Given exercise. Take the material below and write it all out again exactly.

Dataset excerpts

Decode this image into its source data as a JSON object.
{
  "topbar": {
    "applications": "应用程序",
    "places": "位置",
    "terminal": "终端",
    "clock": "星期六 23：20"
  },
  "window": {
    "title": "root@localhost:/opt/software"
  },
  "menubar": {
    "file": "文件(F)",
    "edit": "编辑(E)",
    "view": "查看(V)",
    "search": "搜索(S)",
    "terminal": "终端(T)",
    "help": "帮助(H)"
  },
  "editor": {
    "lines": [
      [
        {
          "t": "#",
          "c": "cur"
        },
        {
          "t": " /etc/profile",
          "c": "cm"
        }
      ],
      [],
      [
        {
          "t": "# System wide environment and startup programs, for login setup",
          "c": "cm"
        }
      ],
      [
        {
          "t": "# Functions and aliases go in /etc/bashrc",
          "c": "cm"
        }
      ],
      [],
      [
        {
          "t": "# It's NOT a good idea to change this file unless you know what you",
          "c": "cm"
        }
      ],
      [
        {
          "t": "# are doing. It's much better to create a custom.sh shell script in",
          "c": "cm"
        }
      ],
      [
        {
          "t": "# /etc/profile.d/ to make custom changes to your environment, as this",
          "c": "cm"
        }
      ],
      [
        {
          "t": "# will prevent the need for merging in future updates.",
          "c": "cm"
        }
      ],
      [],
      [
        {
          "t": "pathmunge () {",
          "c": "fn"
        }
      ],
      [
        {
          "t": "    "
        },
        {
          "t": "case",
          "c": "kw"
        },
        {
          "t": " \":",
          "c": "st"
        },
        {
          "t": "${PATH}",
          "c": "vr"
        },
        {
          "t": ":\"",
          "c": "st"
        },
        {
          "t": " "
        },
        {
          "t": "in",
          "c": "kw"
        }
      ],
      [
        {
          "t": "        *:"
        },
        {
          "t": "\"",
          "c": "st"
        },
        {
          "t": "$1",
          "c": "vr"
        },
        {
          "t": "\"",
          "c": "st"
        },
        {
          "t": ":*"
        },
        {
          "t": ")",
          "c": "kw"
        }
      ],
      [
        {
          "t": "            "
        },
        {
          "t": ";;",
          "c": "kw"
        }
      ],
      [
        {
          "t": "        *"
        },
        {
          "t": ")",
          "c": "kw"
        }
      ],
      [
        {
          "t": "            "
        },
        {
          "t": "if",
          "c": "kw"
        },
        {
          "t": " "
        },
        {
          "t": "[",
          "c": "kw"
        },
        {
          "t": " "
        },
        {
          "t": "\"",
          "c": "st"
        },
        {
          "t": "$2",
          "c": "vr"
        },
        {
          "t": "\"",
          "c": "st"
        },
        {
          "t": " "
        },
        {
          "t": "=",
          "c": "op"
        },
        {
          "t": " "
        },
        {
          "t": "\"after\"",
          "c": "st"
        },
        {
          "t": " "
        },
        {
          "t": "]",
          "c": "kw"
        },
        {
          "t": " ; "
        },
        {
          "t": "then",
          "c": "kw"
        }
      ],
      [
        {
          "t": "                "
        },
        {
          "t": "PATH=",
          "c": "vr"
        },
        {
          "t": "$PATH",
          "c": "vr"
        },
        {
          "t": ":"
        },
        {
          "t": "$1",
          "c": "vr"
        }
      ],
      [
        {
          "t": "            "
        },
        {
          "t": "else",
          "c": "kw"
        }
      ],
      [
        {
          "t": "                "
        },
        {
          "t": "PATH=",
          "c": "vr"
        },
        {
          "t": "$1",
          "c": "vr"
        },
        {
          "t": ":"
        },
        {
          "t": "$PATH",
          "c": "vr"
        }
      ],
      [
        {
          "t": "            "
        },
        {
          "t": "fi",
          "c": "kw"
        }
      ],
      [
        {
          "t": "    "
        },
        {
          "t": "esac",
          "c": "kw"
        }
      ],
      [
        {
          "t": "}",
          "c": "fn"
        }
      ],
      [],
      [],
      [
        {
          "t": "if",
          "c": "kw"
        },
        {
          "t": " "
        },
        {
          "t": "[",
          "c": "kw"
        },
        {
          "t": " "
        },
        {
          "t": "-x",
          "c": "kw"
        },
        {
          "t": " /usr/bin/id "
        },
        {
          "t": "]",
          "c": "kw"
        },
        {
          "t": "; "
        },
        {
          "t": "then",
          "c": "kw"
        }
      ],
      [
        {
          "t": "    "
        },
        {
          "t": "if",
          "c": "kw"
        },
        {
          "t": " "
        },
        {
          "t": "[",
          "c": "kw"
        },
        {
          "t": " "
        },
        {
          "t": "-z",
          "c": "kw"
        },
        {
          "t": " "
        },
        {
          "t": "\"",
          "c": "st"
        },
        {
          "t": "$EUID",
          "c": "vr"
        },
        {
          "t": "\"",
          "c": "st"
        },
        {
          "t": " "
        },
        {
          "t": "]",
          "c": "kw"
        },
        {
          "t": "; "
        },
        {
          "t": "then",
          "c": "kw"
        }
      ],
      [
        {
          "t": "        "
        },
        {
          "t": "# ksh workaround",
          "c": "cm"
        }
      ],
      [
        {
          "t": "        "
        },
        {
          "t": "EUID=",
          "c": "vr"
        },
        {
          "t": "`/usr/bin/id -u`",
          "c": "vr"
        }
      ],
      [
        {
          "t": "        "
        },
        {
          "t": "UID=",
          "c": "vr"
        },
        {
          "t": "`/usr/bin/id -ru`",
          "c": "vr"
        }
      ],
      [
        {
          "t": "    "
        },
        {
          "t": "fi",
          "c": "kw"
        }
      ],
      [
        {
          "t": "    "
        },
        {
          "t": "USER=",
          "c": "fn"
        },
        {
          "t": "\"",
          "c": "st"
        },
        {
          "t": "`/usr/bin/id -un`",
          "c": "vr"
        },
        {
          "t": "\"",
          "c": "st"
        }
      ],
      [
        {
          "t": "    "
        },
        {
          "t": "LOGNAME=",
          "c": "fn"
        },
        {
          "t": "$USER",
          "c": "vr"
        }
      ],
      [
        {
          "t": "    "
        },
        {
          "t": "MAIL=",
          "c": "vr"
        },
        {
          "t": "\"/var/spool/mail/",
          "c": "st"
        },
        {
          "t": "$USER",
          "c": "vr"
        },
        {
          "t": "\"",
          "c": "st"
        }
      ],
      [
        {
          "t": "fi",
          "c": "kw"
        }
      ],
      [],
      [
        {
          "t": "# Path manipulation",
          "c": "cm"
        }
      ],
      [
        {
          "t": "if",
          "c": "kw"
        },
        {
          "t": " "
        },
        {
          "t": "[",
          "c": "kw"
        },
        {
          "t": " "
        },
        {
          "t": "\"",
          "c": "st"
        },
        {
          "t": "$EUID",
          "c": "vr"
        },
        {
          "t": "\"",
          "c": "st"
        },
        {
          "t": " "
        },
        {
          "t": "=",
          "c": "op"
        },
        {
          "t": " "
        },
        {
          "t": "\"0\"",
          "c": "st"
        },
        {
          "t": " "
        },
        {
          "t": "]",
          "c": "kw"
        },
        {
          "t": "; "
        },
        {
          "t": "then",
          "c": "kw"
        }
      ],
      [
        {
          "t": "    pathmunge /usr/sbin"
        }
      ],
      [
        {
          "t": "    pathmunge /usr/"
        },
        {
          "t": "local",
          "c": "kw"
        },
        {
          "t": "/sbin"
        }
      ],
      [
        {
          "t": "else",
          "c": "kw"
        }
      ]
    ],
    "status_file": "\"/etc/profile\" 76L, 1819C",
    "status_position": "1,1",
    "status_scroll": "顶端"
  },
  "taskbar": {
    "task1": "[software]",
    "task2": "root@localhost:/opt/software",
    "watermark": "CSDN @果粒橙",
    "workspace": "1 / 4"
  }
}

Answer below.
Decode this image into its source data as a JSON object.
{
  "topbar": {
    "applications": "应用程序",
    "places": "位置",
    "terminal": "终端",
    "clock": "星期六 23：20"
  },
  "window": {
    "title": "root@localhost:/opt/software"
  },
  "menubar": {
    "file": "文件(F)",
    "edit": "编辑(E)",
    "view": "查看(V)",
    "search": "搜索(S)",
    "terminal": "终端(T)",
    "help": "帮助(H)"
  },
  "editor": {
    "lines": [
      [
        {
          "t": "#",
          "c": "cur"
        },
        {
          "t": " /etc/profile",
          "c": "cm"
        }
      ],
      [],
      [
        {
          "t": "# System wide environment and startup programs, for login setup",
          "c": "cm"
        }
      ],
      [
        {
          "t": "# Functions and aliases go in /etc/bashrc",
          "c": "cm"
        }
      ],
      [],
      [
        {
          "t": "# It's NOT a good idea to change this file unless you know what you",
          "c": "cm"
        }
      ],
      [
        {
          "t": "# are doing. It's much better to create a custom.sh shell script in",
          "c": "cm"
        }
      ],
      [
        {
          "t": "# /etc/profile.d/ to make custom changes to your environment, as this",
          "c": "cm"
        }
      ],
      [
        {
          "t": "# will prevent the need for merging in future updates.",
          "c": "cm"
        }
      ],
      [],
      [
        {
          "t": "pathmunge () {",
          "c": "fn"
        }
      ],
      [
        {
          "t": "    "
        },
        {
          "t": "case",
          "c": "kw"
        },
        {
          "t": " \":",
          "c": "st"
        },
        {
          "t": "${PATH}",
          "c": "vr"
        },
        {
          "t": ":\"",
          "c": "st"
        },
        {
          "t": " "
        },
        {
          "t": "in",
          "c": "kw"
        }
      ],
      [
        {
          "t": "        *:"
        },
        {
          "t": "\"",
          "c": "st"
        },
        {
          "t": "$1",
          "c": "vr"
        },
        {
          "t": "\"",
          "c": "st"
        },
        {
          "t": ":*"
        },
        {
          "t": ")",
          "c": "kw"
        }
      ],
      [
        {
          "t": "            "
        },
        {
          "t": ";;",
          "c": "kw"
        }
      ],
      [
        {
          "t": "        *"
        },
        {
          "t": ")",
          "c": "kw"
        }
      ],
      [
        {
          "t": "            "
        },
        {
          "t": "if",
          "c": "kw"
        },
        {
          "t": " "
        },
        {
          "t": "[",
          "c": "kw"
        },
        {
          "t": " "
        },
        {
          "t": "\"",
          "c": "st"
        },
        {
          "t": "$2",
          "c": "vr"
        },
        {
          "t": "\"",
          "c": "st"
        },
        {
          "t": " "
        },
        {
          "t": "=",
          "c": "op"
        },
        {
          "t": " "
        },
        {
          "t": "\"after\"",
          "c": "st"
        },
        {
          "t": " "
        },
        {
          "t": "]",
          "c": "kw"
        },
        {
          "t": " ; "
        },
        {
          "t": "then",
          "c": "kw"
        }
      ],
      [
        {
          "t": "                "
        },
        {
          "t": "PATH=",
          "c": "vr"
        },
        {
          "t": "$PATH",
          "c": "vr"
        },
        {
          "t": ":"
        },
        {
          "t": "$1",
          "c": "vr"
        }
      ],
      [
        {
          "t": "            "
        },
        {
          "t": "else",
          "c": "kw"
        }
      ],
      [
        {
          "t": "                "
        },
        {
          "t": "PATH=",
          "c": "vr"
        },
        {
          "t": "$1",
          "c": "vr"
        },
        {
          "t": ":"
        },
        {
          "t": "$PATH",
          "c": "vr"
        }
      ],
      [
        {
          "t": "            "
        },
        {
          "t": "fi",
          "c": "kw"
        }
      ],
      [
        {
          "t": "    "
        },
        {
          "t": "esac",
          "c": "kw"
        }
      ],
      [
        {
          "t": "}",
          "c": "fn"
        }
      ],
      [],
      [],
      [
        {
          "t": "if",
          "c": "kw"
        },
        {
          "t": " "
        },
        {
          "t": "[",
          "c": "kw"
        },
        {
          "t": " "
        },
        {
          "t": "-x",
          "c": "kw"
        },
        {
          "t": " /usr/bin/id "
        },
        {
          "t": "]",
          "c": "kw"
        },
        {
          "t": "; "
        },
        {
          "t": "then",
          "c": "kw"
        }
      ],
      [
        {
          "t": "    "
        },
        {
          "t": "if",
          "c": "kw"
        },
        {
          "t": " "
        },
        {
          "t": "[",
          "c": "kw"
        },
        {
          "t": " "
        },
        {
          "t": "-z",
          "c": "kw"
        },
        {
          "t": " "
        },
        {
          "t": "\"",
          "c": "st"
        },
        {
          "t": "$EUID",
          "c": "vr"
        },
        {
          "t": "\"",
          "c": "st"
        },
        {
          "t": " "
        },
        {
          "t": "]",
          "c": "kw"
        },
        {
          "t": "; "
        },
        {
          "t": "then",
          "c": "kw"
        }
      ],
      [
        {
          "t": "        "
        },
        {
          "t": "# ksh workaround",
          "c": "cm"
        }
      ],
      [
        {
          "t": "        "
        },
        {
          "t": "EUID=",
          "c": "vr"
        },
        {
          "t": "`/usr/bin/id -u`",
          "c": "vr"
        }
      ],
      [
        {
          "t": "        "
        },
        {
          "t": "UID=",
          "c": "vr"
        },
        {
          "t": "`/usr/bin/id -ru`",
          "c": "vr"
        }
      ],
      [
        {
          "t": "    "
        },
        {
          "t": "fi",
          "c": "kw"
        }
      ],
      [
        {
          "t": "    "
        },
        {
          "t": "USER=",
          "c": "fn"
        },
        {
          "t": "\"",
          "c": "st"
        },
        {
          "t": "`/usr/bin/id -un`",
          "c": "vr"
        },
        {
          "t": "\"",
          "c": "st"
        }
      ],
      [
        {
          "t": "    "
        },
        {
          "t": "LOGNAME=",
          "c": "fn"
        },
        {
          "t": "$USER",
          "c": "vr"
        }
      ],
      [
        {
          "t": "    "
        },
        {
          "t": "MAIL=",
          "c": "vr"
        },
        {
          "t": "\"/var/spool/mail/",
          "c": "st"
        },
        {
          "t": "$USER",
          "c": "vr"
        },
        {
          "t": "\"",
          "c": "st"
        }
      ],
      [
        {
          "t": "fi",
          "c": "kw"
        }
      ],
      [],
      [
        {
          "t": "# Path manipulation",
          "c": "cm"
        }
      ],
      [
        {
          "t": "if",
          "c": "kw"
        },
        {
          "t": " "
        },
        {
          "t": "[",
          "c": "kw"
        },
        {
          "t": " "
        },
        {
          "t": "\"",
          "c": "st"
        },
        {
          "t": "$EUID",
          "c": "vr"
        },
        {
          "t": "\"",
          "c": "st"
        },
        {
          "t": " "
        },
        {
          "t": "=",
          "c": "op"
        },
        {
          "t": " "
        },
        {
          "t": "\"0\"",
          "c": "st"
        },
        {
          "t": " "
        },
        {
          "t": "]",
          "c": "kw"
        },
        {
          "t": "; "
        },
        {
          "t": "then",
          "c": "kw"
        }
      ],
      [
        {
          "t": "    pathmunge /usr/sbin"
        }
      ],
      [
        {
          "t": "    pathmunge /usr/"
        },
        {
          "t": "local",
          "c": "kw"
        },
        {
          "t": "/sbin"
        }
      ],
      [
        {
          "t": "else",
          "c": "kw"
        }
      ]
    ],
    "status_file": "\"/etc/profile\" 76L, 1819C",
    "status_position": "1,1",
    "status_scroll": "顶端"
  },
  "taskbar": {
    "task1": "[software]",
    "task2": "root@localhost:/opt/software",
    "watermark": "CSDN @果粒橙",
    "workspace": "1 / 4"
  }
}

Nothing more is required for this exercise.